* _Problem to solve_
Send each entry back exactly as given, pictures excluded.

* _Records supplied_
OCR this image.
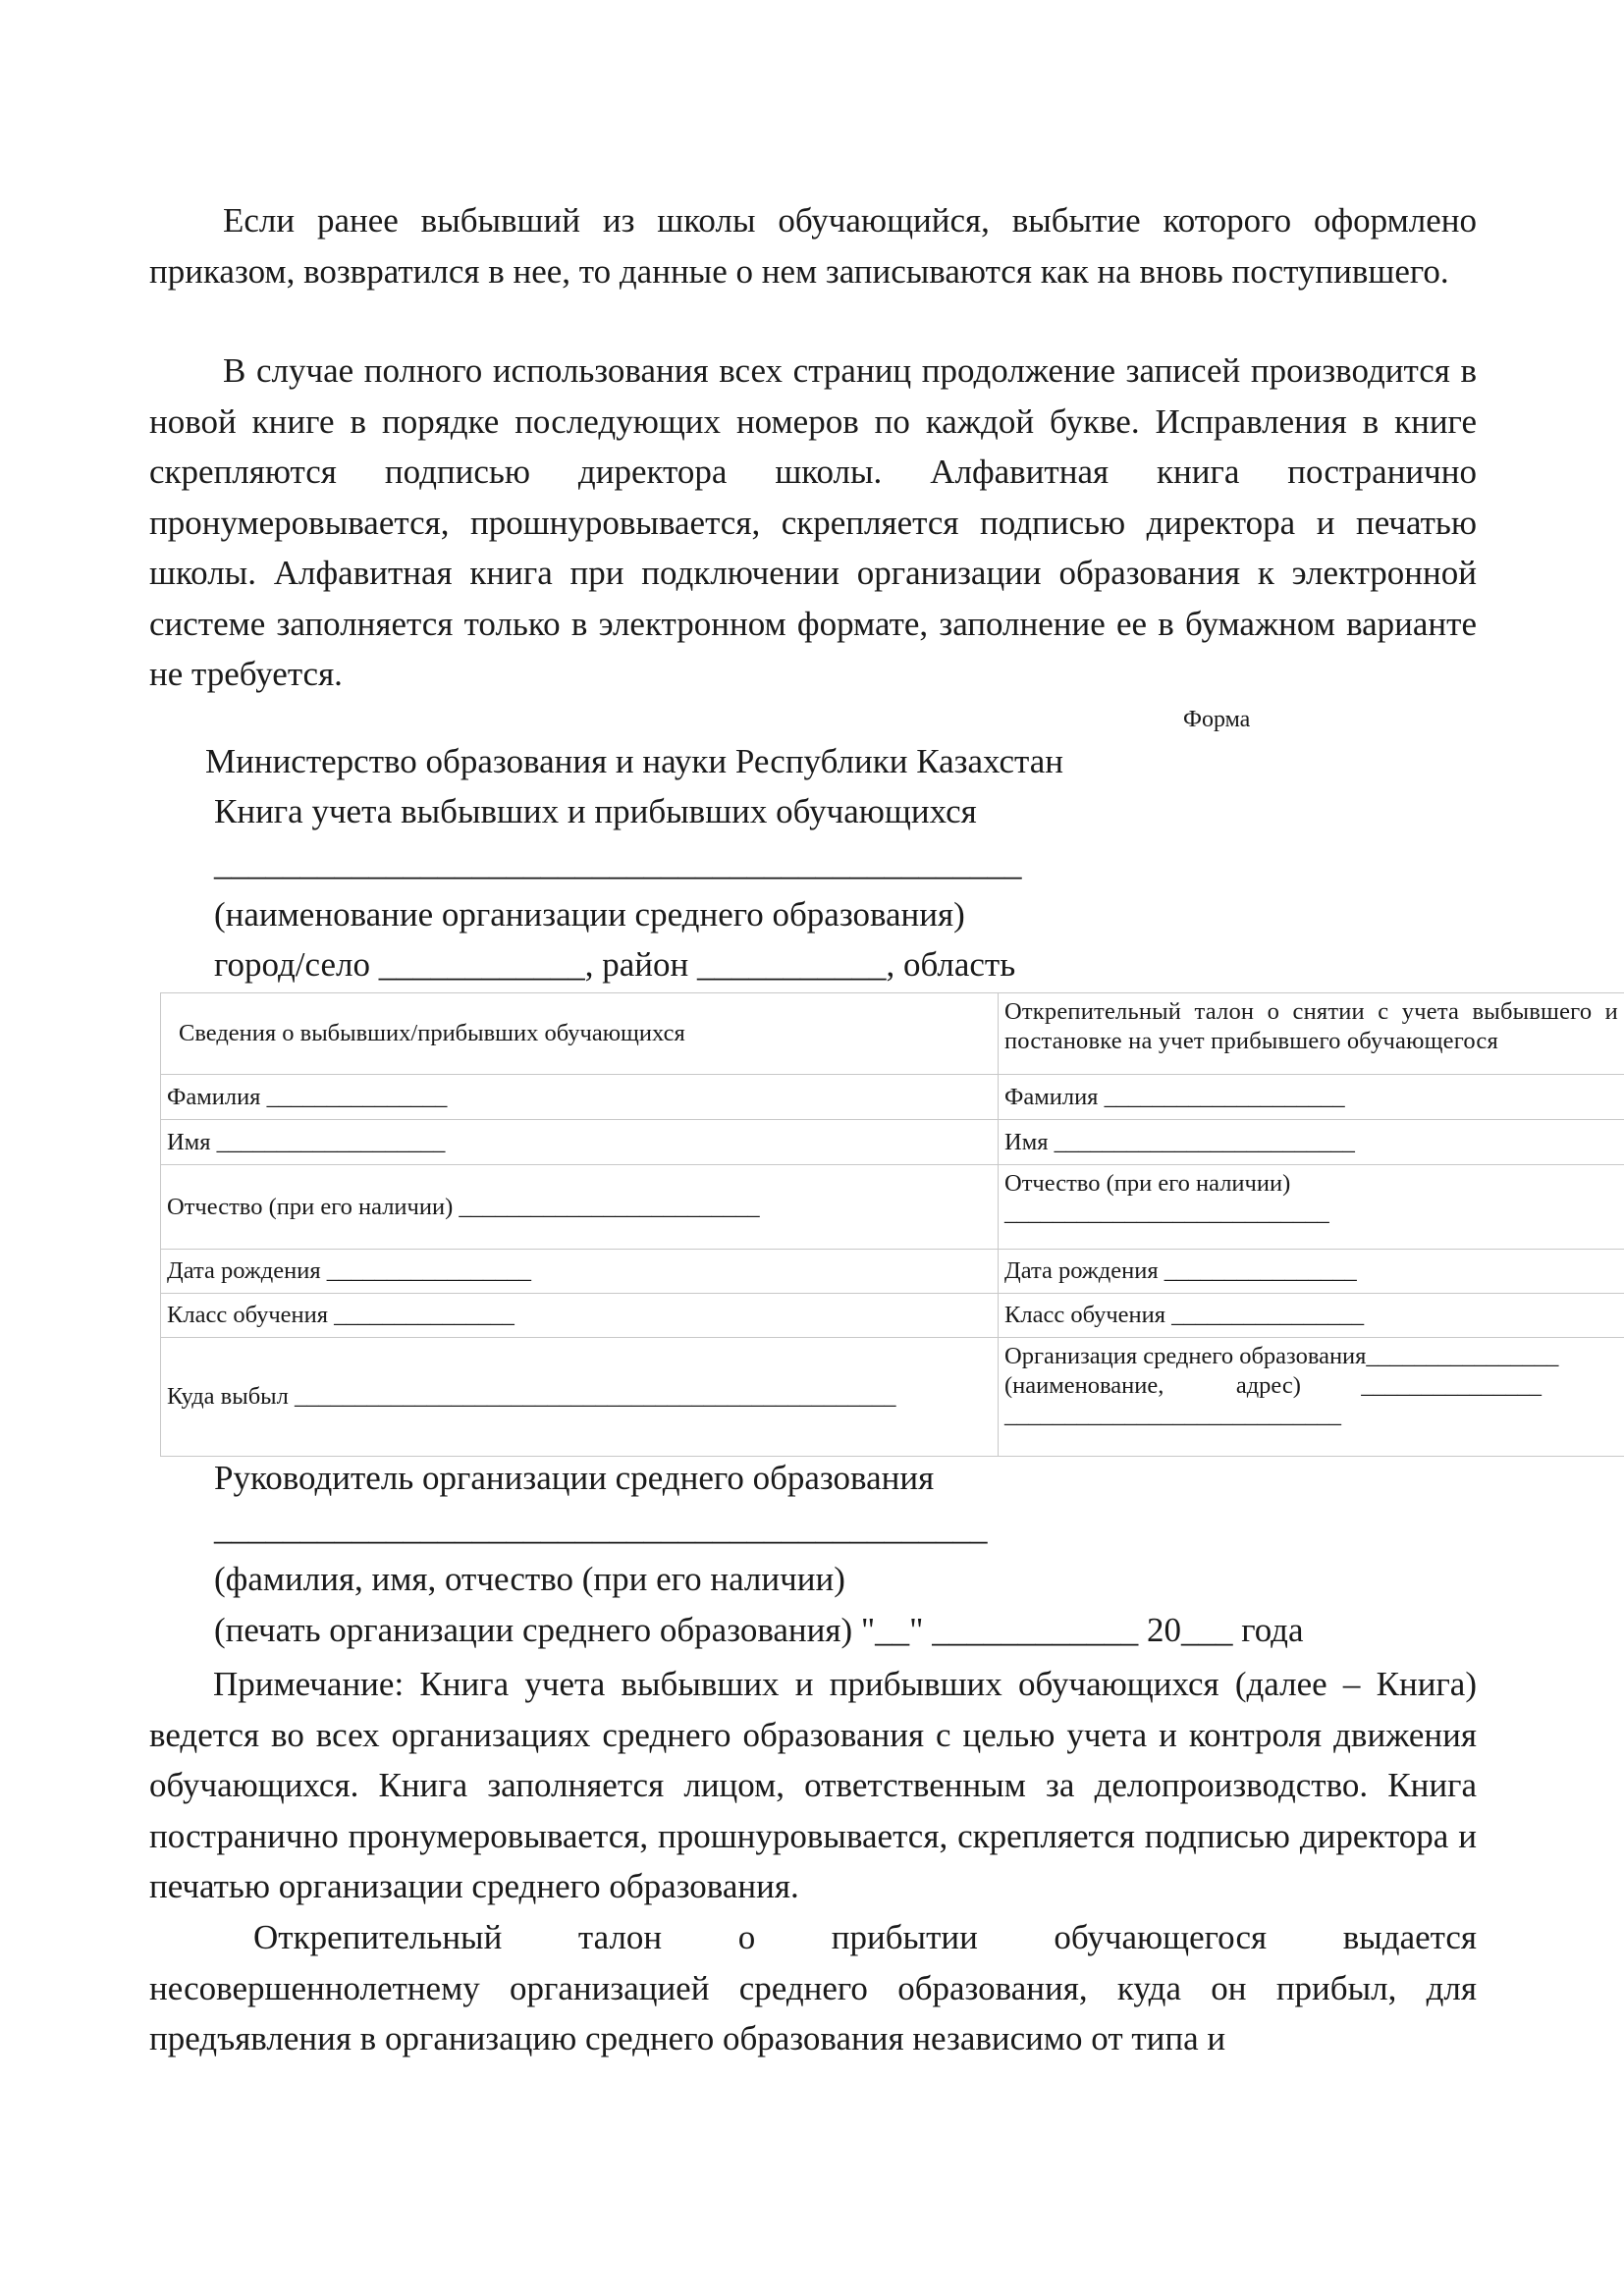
Если ранее выбывший из школы обучающийся, выбытие которого оформлено приказом, возвратился в нее, то данные о нем записываются как на вновь поступившего.

В случае полного использования всех страниц продолжение записей производится в новой книге в порядке последующих номеров по каждой букве. Исправления в книге скрепляются подписью директора школы. Алфавитная книга постранично пронумеровывается, прошнуровывается, скрепляется подписью директора и печатью школы. Алфавитная книга при подключении организации образования к электронной системе заполняется только в электронном формате, заполнение ее в бумажном варианте не требуется.

Форма
Министерство образования и науки Республики Казахстан
Книга учета выбывших и прибывших обучающихся
_______________________________________________
(наименование организации среднего образования)
город/село ____________, район ___________, область
Сведения о выбывших/прибывших обучающихся	Открепительный талон о снятии с учета выбывшего и постановке на учет прибывшего обучающегося
Фамилия _______________	Фамилия ____________________
Имя ___________________	Имя _________________________
Отчество (при его наличии) _________________________	Отчество (при его наличии)
___________________________
Дата рождения _________________	Дата рождения ________________
Класс обучения _______________	Класс обучения ________________
Куда выбыл __________________________________________________	Организация среднего образования________________
(наименование,            адрес)          _______________
____________________________
Руководитель организации среднего образования
_____________________________________________
(фамилия, имя, отчество (при его наличии)
(печать организации среднего образования) "__" ____________ 20___ года

Примечание: Книга учета выбывших и прибывших обучающихся (далее – Книга) ведется во всех организациях среднего образования с целью учета и контроля движения обучающихся. Книга заполняется лицом, ответственным за делопроизводство. Книга постранично пронумеровывается, прошнуровывается, скрепляется подписью директора и печатью организации среднего образования.

Открепительный талон о прибытии обучающегося выдается несовершеннолетнему организацией среднего образования, куда он прибыл, для предъявления в организацию среднего образования независимо от типа и
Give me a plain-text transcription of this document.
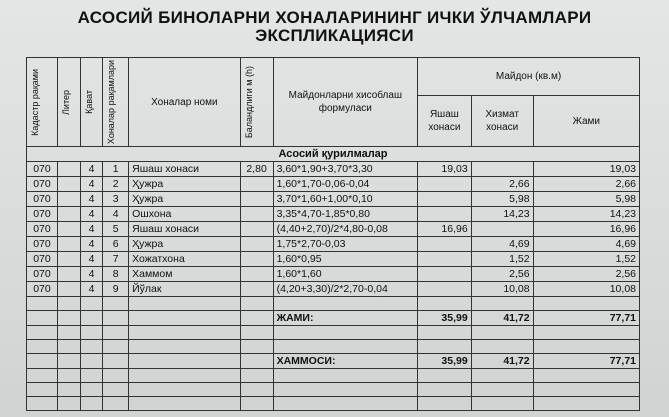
АСОСИЙ БИНОЛАРНИ ХОНАЛАРИНИНГ ИЧКИ ЎЛЧАМЛАРИ
ЭКСПЛИКАЦИЯСИ
Кадастр рақами	Литер	Қават	Хоналар рақамлари	Хоналар номи	Баландлиги м (h)	Майдонларни хисоблаш формуласи	Майдон (кв.м)		
							Яшаш хонаси	Хизмат хонаси	Жами
Асосий қурилмалар									
070		4	1	Яшаш хонаси	2,80	3,60*1,90+3,70*3,30	19,03		19,03
070		4	2	Ҳужра		1,60*1,70-0,06-0,04		2,66	2,66
070		4	3	Ҳужра		3,70*1,60+1,00*0,10		5,98	5,98
070		4	4	Ошхона		3,35*4,70-1,85*0,80		14,23	14,23
070		4	5	Яшаш хонаси		(4,40+2,70)/2*4,80-0,08	16,96		16,96
070		4	6	Ҳужра		1,75*2,70-0,03		4,69	4,69
070		4	7	Хожатхона		1,60*0,95		1,52	1,52
070		4	8	Хаммом		1,60*1,60		2,56	2,56
070		4	9	Йўлак		(4,20+3,30)/2*2,70-0,04		10,08	10,08

						ЖАМИ:	35,99	41,72	77,71

						ХАММОСИ:	35,99	41,72	77,71
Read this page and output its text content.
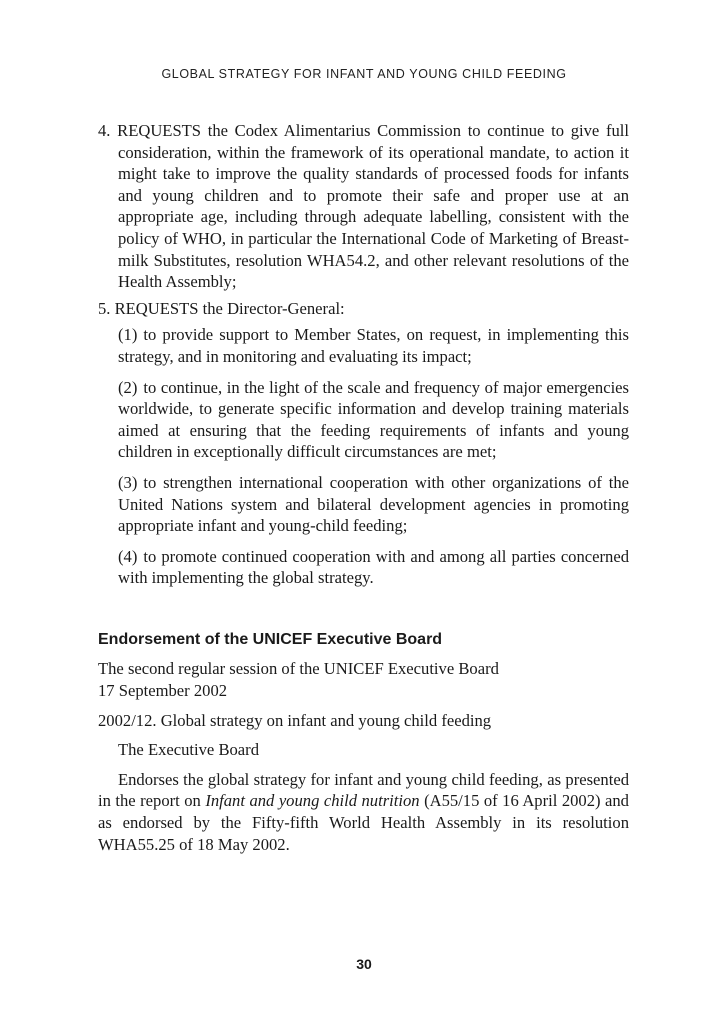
GLOBAL STRATEGY FOR INFANT AND YOUNG CHILD FEEDING

4. REQUESTS the Codex Alimentarius Commission to continue to give full consideration, within the framework of its operational mandate, to action it might take to improve the quality standards of processed foods for infants and young children and to promote their safe and proper use at an appropriate age, including through adequate labelling, consistent with the policy of WHO, in particular the International Code of Marketing of Breast-milk Substitutes, resolution WHA54.2, and other relevant resolutions of the Health Assembly;

5. REQUESTS the Director-General:

(1) to provide support to Member States, on request, in implementing this strategy, and in monitoring and evaluating its impact;

(2) to continue, in the light of the scale and frequency of major emergencies worldwide, to generate specific information and develop training materials aimed at ensuring that the feeding requirements of infants and young children in exceptionally difficult circumstances are met;

(3) to strengthen international cooperation with other organizations of the United Nations system and bilateral development agencies in promoting appropriate infant and young-child feeding;

(4) to promote continued cooperation with and among all parties concerned with implementing the global strategy.

Endorsement of the UNICEF Executive Board

The second regular session of the UNICEF Executive Board
17 September 2002

2002/12. Global strategy on infant and young child feeding

The Executive Board

Endorses the global strategy for infant and young child feeding, as presented in the report on Infant and young child nutrition (A55/15 of 16 April 2002) and as endorsed by the Fifty-fifth World Health Assembly in its resolution WHA55.25 of 18 May 2002.

30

* _Task response_
OCR this image.
Если ранее выбывший из школы обучающийся, выбытие которого оформлено приказом, возвратился в нее, то данные о нем записываются как на вновь поступившего.

В случае полного использования всех страниц продолжение записей производится в новой книге в порядке последующих номеров по каждой букве. Исправления в книге скрепляются подписью директора школы. Алфавитная книга постранично пронумеровывается, прошнуровывается, скрепляется подписью директора и печатью школы. Алфавитная книга при подключении организации образования к электронной системе заполняется только в электронном формате, заполнение ее в бумажном варианте не требуется.

Форма
Министерство образования и науки Республики Казахстан
Книга учета выбывших и прибывших обучающихся
_______________________________________________
(наименование организации среднего образования)
город/село ____________, район ___________, область
Сведения о выбывших/прибывших обучающихся	Открепительный талон о снятии с учета выбывшего и постановке на учет прибывшего обучающегося
Фамилия _______________	Фамилия ____________________
Имя ___________________	Имя _________________________
Отчество (при его наличии) _________________________	Отчество (при его наличии)
___________________________
Дата рождения _________________	Дата рождения ________________
Класс обучения _______________	Класс обучения ________________
Куда выбыл __________________________________________________	Организация среднего образования________________
(наименование,            адрес)          _______________
____________________________
Руководитель организации среднего образования
_____________________________________________
(фамилия, имя, отчество (при его наличии)
(печать организации среднего образования) "__" ____________ 20___ года

Примечание: Книга учета выбывших и прибывших обучающихся (далее – Книга) ведется во всех организациях среднего образования с целью учета и контроля движения обучающихся. Книга заполняется лицом, ответственным за делопроизводство. Книга постранично пронумеровывается, прошнуровывается, скрепляется подписью директора и печатью организации среднего образования.

Открепительный талон о прибытии обучающегося выдается несовершеннолетнему организацией среднего образования, куда он прибыл, для предъявления в организацию среднего образования независимо от типа и
Give me a plain-text transcription of this document.
АСОСИЙ БИНОЛАРНИ ХОНАЛАРИНИНГ ИЧКИ ЎЛЧАМЛАРИ
ЭКСПЛИКАЦИЯСИ
Кадастр рақами	Литер	Қават	Хоналар рақамлари	Хоналар номи	Баландлиги м (h)	Майдонларни хисоблаш формуласи	Майдон (кв.м)		
							Яшаш хонаси	Хизмат хонаси	Жами
Асосий қурилмалар									
070		4	1	Яшаш хонаси	2,80	3,60*1,90+3,70*3,30	19,03		19,03
070		4	2	Ҳужра		1,60*1,70-0,06-0,04		2,66	2,66
070		4	3	Ҳужра		3,70*1,60+1,00*0,10		5,98	5,98
070		4	4	Ошхона		3,35*4,70-1,85*0,80		14,23	14,23
070		4	5	Яшаш хонаси		(4,40+2,70)/2*4,80-0,08	16,96		16,96
070		4	6	Ҳужра		1,75*2,70-0,03		4,69	4,69
070		4	7	Хожатхона		1,60*0,95		1,52	1,52
070		4	8	Хаммом		1,60*1,60		2,56	2,56
070		4	9	Йўлак		(4,20+3,30)/2*2,70-0,04		10,08	10,08

						ЖАМИ:	35,99	41,72	77,71

						ХАММОСИ:	35,99	41,72	77,71
Read this page and output its text content.
GLOBAL STRATEGY FOR INFANT AND YOUNG CHILD FEEDING

4. REQUESTS the Codex Alimentarius Commission to continue to give full consideration, within the framework of its operational mandate, to action it might take to improve the quality standards of processed foods for infants and young children and to promote their safe and proper use at an appropriate age, including through adequate labelling, consistent with the policy of WHO, in particular the International Code of Marketing of Breast-milk Substitutes, resolution WHA54.2, and other relevant resolutions of the Health Assembly;

5. REQUESTS the Director-General:

(1) to provide support to Member States, on request, in implementing this strategy, and in monitoring and evaluating its impact;

(2) to continue, in the light of the scale and frequency of major emergencies worldwide, to generate specific information and develop training materials aimed at ensuring that the feeding requirements of infants and young children in exceptionally difficult circumstances are met;

(3) to strengthen international cooperation with other organizations of the United Nations system and bilateral development agencies in promoting appropriate infant and young-child feeding;

(4) to promote continued cooperation with and among all parties concerned with implementing the global strategy.

Endorsement of the UNICEF Executive Board

The second regular session of the UNICEF Executive Board
17 September 2002

2002/12. Global strategy on infant and young child feeding

The Executive Board

Endorses the global strategy for infant and young child feeding, as presented in the report on Infant and young child nutrition (A55/15 of 16 April 2002) and as endorsed by the Fifty-fifth World Health Assembly in its resolution WHA55.25 of 18 May 2002.

30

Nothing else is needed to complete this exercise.